Extracted records
########

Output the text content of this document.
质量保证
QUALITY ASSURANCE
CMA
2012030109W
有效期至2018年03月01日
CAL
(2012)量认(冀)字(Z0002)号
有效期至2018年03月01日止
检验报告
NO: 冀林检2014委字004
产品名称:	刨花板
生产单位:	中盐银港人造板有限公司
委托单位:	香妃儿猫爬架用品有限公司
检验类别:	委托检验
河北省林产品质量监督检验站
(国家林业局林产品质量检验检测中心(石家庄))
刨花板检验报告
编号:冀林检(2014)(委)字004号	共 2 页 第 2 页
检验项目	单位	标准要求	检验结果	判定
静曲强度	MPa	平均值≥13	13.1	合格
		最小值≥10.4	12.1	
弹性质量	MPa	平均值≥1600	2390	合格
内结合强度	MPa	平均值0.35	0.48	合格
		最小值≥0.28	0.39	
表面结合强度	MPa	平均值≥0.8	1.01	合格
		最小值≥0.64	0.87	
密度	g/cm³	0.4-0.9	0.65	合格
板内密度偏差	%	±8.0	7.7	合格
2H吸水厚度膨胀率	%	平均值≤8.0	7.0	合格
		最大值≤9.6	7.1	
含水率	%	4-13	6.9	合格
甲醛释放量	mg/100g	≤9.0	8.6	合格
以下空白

########

PROBLEM STATEMENT
Every entry needs to be retyped exactly.

EXERCISE ANSWER
Output the text content of this document.
质量保证
QUALITY ASSURANCE
CMA
2012030109W
有效期至2018年03月01日
CAL
(2012)量认(冀)字(Z0002)号
有效期至2018年03月01日止
检验报告
NO: 冀林检2014委字004
产品名称:	刨花板
生产单位:	中盐银港人造板有限公司
委托单位:	香妃儿猫爬架用品有限公司
检验类别:	委托检验
河北省林产品质量监督检验站
(国家林业局林产品质量检验检测中心(石家庄))
刨花板检验报告
编号:冀林检(2014)(委)字004号	共 2 页 第 2 页
检验项目	单位	标准要求	检验结果	判定
静曲强度	MPa	平均值≥13	13.1	合格
		最小值≥10.4	12.1	
弹性质量	MPa	平均值≥1600	2390	合格
内结合强度	MPa	平均值0.35	0.48	合格
		最小值≥0.28	0.39	
表面结合强度	MPa	平均值≥0.8	1.01	合格
		最小值≥0.64	0.87	
密度	g/cm³	0.4-0.9	0.65	合格
板内密度偏差	%	±8.0	7.7	合格
2H吸水厚度膨胀率	%	平均值≤8.0	7.0	合格
		最大值≤9.6	7.1	
含水率	%	4-13	6.9	合格
甲醛释放量	mg/100g	≤9.0	8.6	合格
以下空白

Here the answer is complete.